+++ INPUT MATERIAL

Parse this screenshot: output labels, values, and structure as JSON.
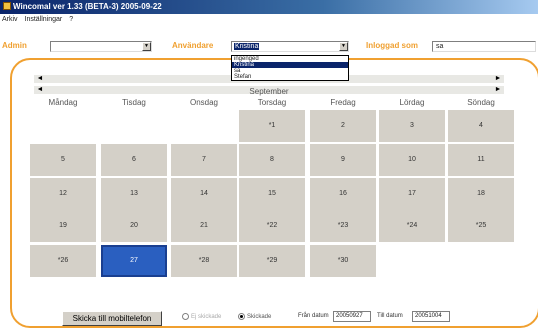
{
  "window": {
    "title": "Wincomal ver 1.33 (BETA-3) 2005-09-22"
  },
  "menu": {
    "items": [
      "Arkiv",
      "Inställningar",
      "?"
    ]
  },
  "filters": {
    "admin_label": "Admin",
    "admin_value": "",
    "user_label": "Användare",
    "user_value": "Kristina",
    "logged_in_label": "Inloggad som",
    "logged_in_value": "sa",
    "user_options": [
      "ingenged",
      "Kristina",
      "sa",
      "Stefan"
    ],
    "user_selected_index": 1
  },
  "calendar": {
    "month": "September",
    "nav_prev": "◄",
    "nav_next": "►",
    "weekdays": [
      "Måndag",
      "Tisdag",
      "Onsdag",
      "Torsdag",
      "Fredag",
      "Lördag",
      "Söndag"
    ],
    "weeks": [
      [
        "",
        "",
        "",
        "*1",
        "2",
        "3",
        "4"
      ],
      [
        "5",
        "6",
        "7",
        "8",
        "9",
        "10",
        "11"
      ],
      [
        "12",
        "13",
        "14",
        "15",
        "16",
        "17",
        "18"
      ],
      [
        "19",
        "20",
        "21",
        "*22",
        "*23",
        "*24",
        "*25"
      ],
      [
        "*26",
        "27",
        "*28",
        "*29",
        "*30",
        "",
        ""
      ]
    ],
    "selected_day": "27"
  },
  "footer": {
    "send_button": "Skicka till mobiltelefon",
    "radio_unsent": "Ej skickade",
    "radio_sent": "Skickade",
    "radio_selected": "sent",
    "from_label": "Från datum",
    "from_value": "20050927",
    "to_label": "Till datum",
    "to_value": "20051004"
  }
}
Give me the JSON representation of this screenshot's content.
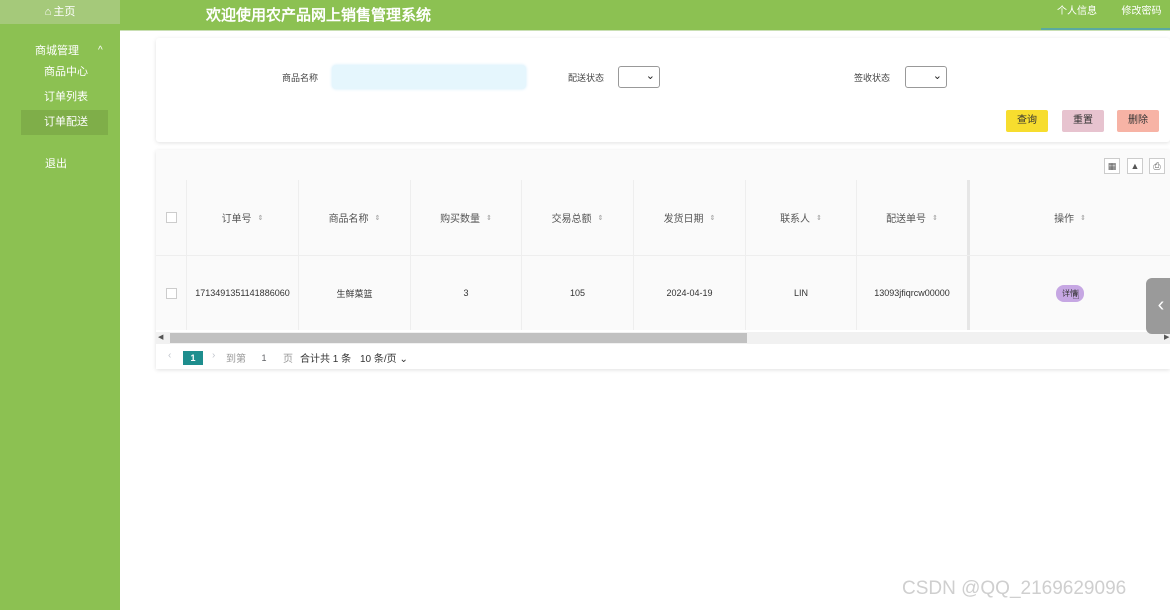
{
  "sidebar": {
    "home": "主页",
    "group": "商城管理",
    "items": [
      {
        "label": "商品中心"
      },
      {
        "label": "订单列表"
      },
      {
        "label": "订单配送"
      }
    ],
    "logout": "退出"
  },
  "header": {
    "title": "欢迎使用农产品网上销售管理系统",
    "personal": "个人信息",
    "password": "修改密码"
  },
  "search": {
    "name_label": "商品名称",
    "name_value": "",
    "ship_label": "配送状态",
    "sign_label": "签收状态",
    "query": "查询",
    "reset": "重置",
    "delete": "删除"
  },
  "table": {
    "columns": [
      "订单号",
      "商品名称",
      "购买数量",
      "交易总额",
      "发货日期",
      "联系人",
      "配送单号",
      "操作"
    ],
    "rows": [
      {
        "order_no": "1713491351141886060",
        "product": "生鲜菜篮",
        "quantity": "3",
        "total": "105",
        "ship_date": "2024-04-19",
        "contact": "LIN",
        "tracking": "13093jfiqrcw00000",
        "action": "详情"
      }
    ]
  },
  "pager": {
    "current": "1",
    "goto": "到第",
    "page_input": "1",
    "page_unit": "页",
    "total": "合计共 1 条",
    "size": "10 条/页"
  },
  "watermark": "CSDN @QQ_2169629096",
  "colors": {
    "sidebar": "#8cc152",
    "accent": "#1e8e8e",
    "query": "#f7dd2e",
    "reset": "#e7c3cf",
    "delete": "#f7b3a5"
  }
}
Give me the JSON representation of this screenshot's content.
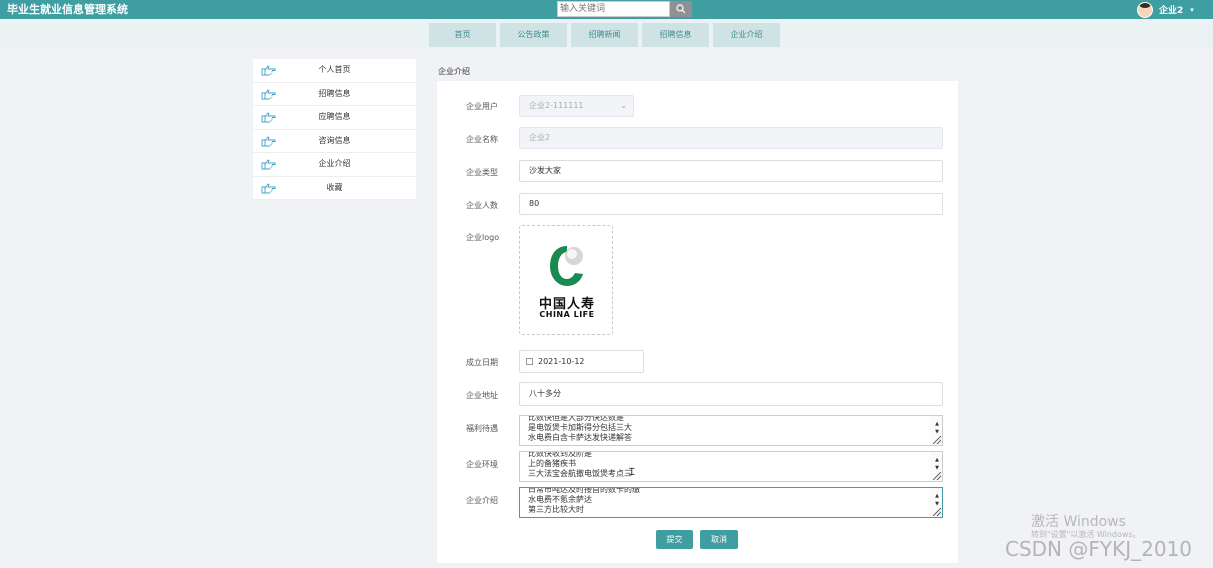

++++++

▸ AIM:
Make an exact reproduction of the listing above, without any pictures.

▸ ANSWER TO THIS PROBLEM:
Parse this screenshot: output labels, values, and structure as JSON.
{
  "window": {
    "title": "Wincomal ver 1.33 (BETA-3) 2005-09-22"
  },
  "menu": {
    "items": [
      "Arkiv",
      "Inställningar",
      "?"
    ]
  },
  "filters": {
    "admin_label": "Admin",
    "admin_value": "",
    "user_label": "Användare",
    "user_value": "Kristina",
    "logged_in_label": "Inloggad som",
    "logged_in_value": "sa",
    "user_options": [
      "ingenged",
      "Kristina",
      "sa",
      "Stefan"
    ],
    "user_selected_index": 1
  },
  "calendar": {
    "month": "September",
    "nav_prev": "◄",
    "nav_next": "►",
    "weekdays": [
      "Måndag",
      "Tisdag",
      "Onsdag",
      "Torsdag",
      "Fredag",
      "Lördag",
      "Söndag"
    ],
    "weeks": [
      [
        "",
        "",
        "",
        "*1",
        "2",
        "3",
        "4"
      ],
      [
        "5",
        "6",
        "7",
        "8",
        "9",
        "10",
        "11"
      ],
      [
        "12",
        "13",
        "14",
        "15",
        "16",
        "17",
        "18"
      ],
      [
        "19",
        "20",
        "21",
        "*22",
        "*23",
        "*24",
        "*25"
      ],
      [
        "*26",
        "27",
        "*28",
        "*29",
        "*30",
        "",
        ""
      ]
    ],
    "selected_day": "27"
  },
  "footer": {
    "send_button": "Skicka till mobiltelefon",
    "radio_unsent": "Ej skickade",
    "radio_sent": "Skickade",
    "radio_selected": "sent",
    "from_label": "Från datum",
    "from_value": "20050927",
    "to_label": "Till datum",
    "to_value": "20051004"
  }
}
Give me the JSON representation of this screenshot's content.
{
  "sidebar": {
    "home": "主页",
    "group": "商城管理",
    "items": [
      {
        "label": "商品中心"
      },
      {
        "label": "订单列表"
      },
      {
        "label": "订单配送"
      }
    ],
    "logout": "退出"
  },
  "header": {
    "title": "欢迎使用农产品网上销售管理系统",
    "personal": "个人信息",
    "password": "修改密码"
  },
  "search": {
    "name_label": "商品名称",
    "name_value": "",
    "ship_label": "配送状态",
    "sign_label": "签收状态",
    "query": "查询",
    "reset": "重置",
    "delete": "删除"
  },
  "table": {
    "columns": [
      "订单号",
      "商品名称",
      "购买数量",
      "交易总额",
      "发货日期",
      "联系人",
      "配送单号",
      "操作"
    ],
    "rows": [
      {
        "order_no": "1713491351141886060",
        "product": "生鲜菜篮",
        "quantity": "3",
        "total": "105",
        "ship_date": "2024-04-19",
        "contact": "LIN",
        "tracking": "13093jfiqrcw00000",
        "action": "详情"
      }
    ]
  },
  "pager": {
    "current": "1",
    "goto": "到第",
    "page_input": "1",
    "page_unit": "页",
    "total": "合计共 1 条",
    "size": "10 条/页"
  },
  "watermark": "CSDN @QQ_2169629096",
  "colors": {
    "sidebar": "#8cc152",
    "accent": "#1e8e8e",
    "query": "#f7dd2e",
    "reset": "#e7c3cf",
    "delete": "#f7b3a5"
  }
}
Give me the JSON representation of this screenshot's content.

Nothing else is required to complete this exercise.